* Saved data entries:
•••

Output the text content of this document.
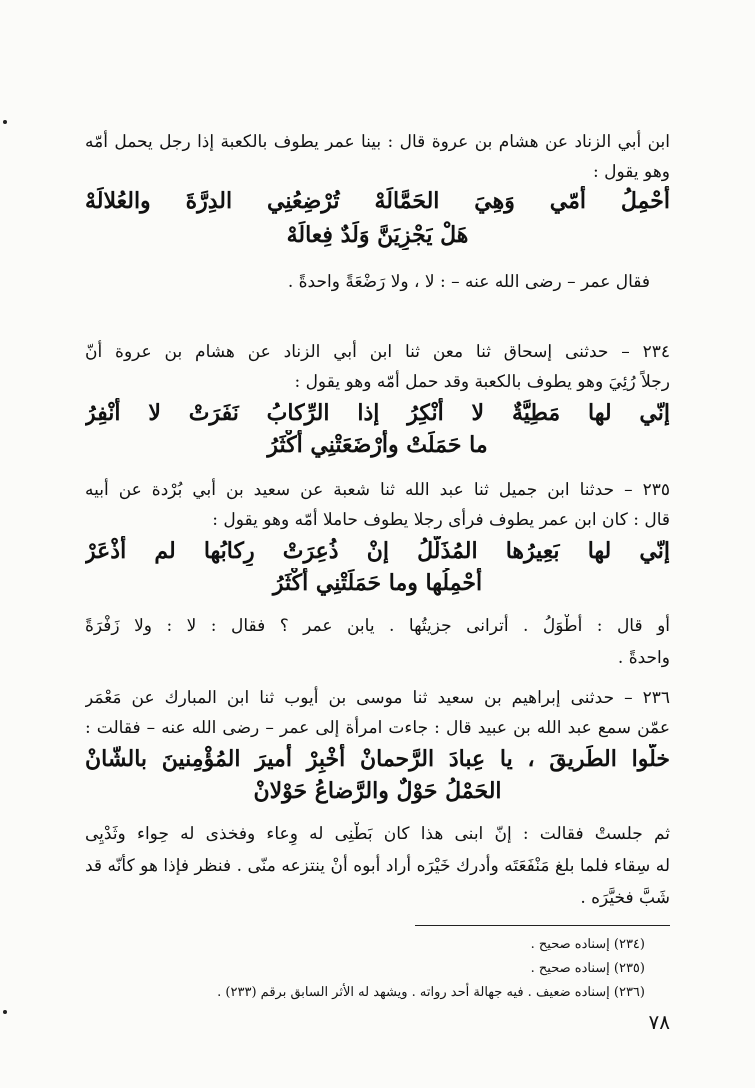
ابن أبي الزناد عن هشام بن عروة قال : بينا عمر يطوف بالكعبة إذا رجل يحمل أمّه
وهو يقول :
أحْمِلُ أُمّي وَهِيَ الحَمَّالَهْ تُرْضِعُنِي الدِرَّةَ والعُلالَهْ
هَلْ يَجْزِيَنَّ وَلَدٌ فِعالَهْ
فقال عمر – رضى الله عنه – : لا ، ولا رَضْعَةً واحدةً .
٢٣٤ – حدثنى إسحاق ثنا معن ثنا ابن أبي الزناد عن هشام بن عروة أنّ
رجلاً رُئِيَ وهو يطوف بالكعبة وقد حمل أُمّه وهو يقول :
إنّي لها مَطِيَّةٌ لا أُنْكِرُ إذا الرِّكابُ نَفَرَتْ لا أَنْفِرُ
ما حَمَلَتْ وأَرْضَعَتْنِي أَكْثَرُ
٢٣٥ – حدثنا ابن جميل ثنا عبد الله ثنا شعبة عن سعيد بن أبي بُرْدة عن أبيه
قال : كان ابن عمر يطوف فرأى رجلا يطوف حاملا أُمّه وهو يقول :
إنّي لها بَعِيرُها المُذَلَّلُ إنْ ذُعِرَتْ رِكابُها لم أُذْعَرْ
أَحْمِلُها وما حَمَلَتْنِي أكْثَرُ
أو قال : أَطْوَلُ . أترانى جزيتُها . يابن عمر ؟ فقال : لا : ولا زَفْرَةً
واحدةً .
٢٣٦ – حدثنى إبراهيم بن سعيد ثنا موسى بن أيوب ثنا ابن المبارك عن مَعْمَر
عمّن سمع عبد الله بن عبيد قال : جاءت امرأة إلى عمر – رضى الله عنه – فقالت :
خلّوا الطَريقَ ، يا عِبادَ الرَّحمانْ أُخْبِرْ أميرَ المُؤْمِنينَ بالشّانْ
الحَمْلُ حَوْلٌ والرَّضاعُ حَوْلانْ
ثم جلستْ فقالت : إنّ ابنى هذا كان بَطْنِى له وِعاء وفخذى له حِواء وثَدْيِى
له سِقاء فلما بلغ مَنْفَعَتَه وأدرك خَيْرَه أراد أبوه أنْ ينتزعه منّى . فنظر فإذا هو كأنّه قد
شَبَّ فخيَّرَه .
(٢٣٤) إسناده صحيح .
(٢٣٥) إسناده صحيح .
(٢٣٦) إسناده ضعيف . فيه جهالة أحد رواته . ويشهد له الأثر السابق برقم (٢٣٣) .
٧٨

•••

* Request: Transcribe the material exactly, and leave out whatever pictures it holds.

* Exercise output:
Output the text content of this document.
ابن أبي الزناد عن هشام بن عروة قال : بينا عمر يطوف بالكعبة إذا رجل يحمل أمّه
وهو يقول :
أحْمِلُ أُمّي وَهِيَ الحَمَّالَهْ تُرْضِعُنِي الدِرَّةَ والعُلالَهْ
هَلْ يَجْزِيَنَّ وَلَدٌ فِعالَهْ
فقال عمر – رضى الله عنه – : لا ، ولا رَضْعَةً واحدةً .
٢٣٤ – حدثنى إسحاق ثنا معن ثنا ابن أبي الزناد عن هشام بن عروة أنّ
رجلاً رُئِيَ وهو يطوف بالكعبة وقد حمل أُمّه وهو يقول :
إنّي لها مَطِيَّةٌ لا أُنْكِرُ إذا الرِّكابُ نَفَرَتْ لا أَنْفِرُ
ما حَمَلَتْ وأَرْضَعَتْنِي أَكْثَرُ
٢٣٥ – حدثنا ابن جميل ثنا عبد الله ثنا شعبة عن سعيد بن أبي بُرْدة عن أبيه
قال : كان ابن عمر يطوف فرأى رجلا يطوف حاملا أُمّه وهو يقول :
إنّي لها بَعِيرُها المُذَلَّلُ إنْ ذُعِرَتْ رِكابُها لم أُذْعَرْ
أَحْمِلُها وما حَمَلَتْنِي أكْثَرُ
أو قال : أَطْوَلُ . أترانى جزيتُها . يابن عمر ؟ فقال : لا : ولا زَفْرَةً
واحدةً .
٢٣٦ – حدثنى إبراهيم بن سعيد ثنا موسى بن أيوب ثنا ابن المبارك عن مَعْمَر
عمّن سمع عبد الله بن عبيد قال : جاءت امرأة إلى عمر – رضى الله عنه – فقالت :
خلّوا الطَريقَ ، يا عِبادَ الرَّحمانْ أُخْبِرْ أميرَ المُؤْمِنينَ بالشّانْ
الحَمْلُ حَوْلٌ والرَّضاعُ حَوْلانْ
ثم جلستْ فقالت : إنّ ابنى هذا كان بَطْنِى له وِعاء وفخذى له حِواء وثَدْيِى
له سِقاء فلما بلغ مَنْفَعَتَه وأدرك خَيْرَه أراد أبوه أنْ ينتزعه منّى . فنظر فإذا هو كأنّه قد
شَبَّ فخيَّرَه .
(٢٣٤) إسناده صحيح .
(٢٣٥) إسناده صحيح .
(٢٣٦) إسناده ضعيف . فيه جهالة أحد رواته . ويشهد له الأثر السابق برقم (٢٣٣) .
٧٨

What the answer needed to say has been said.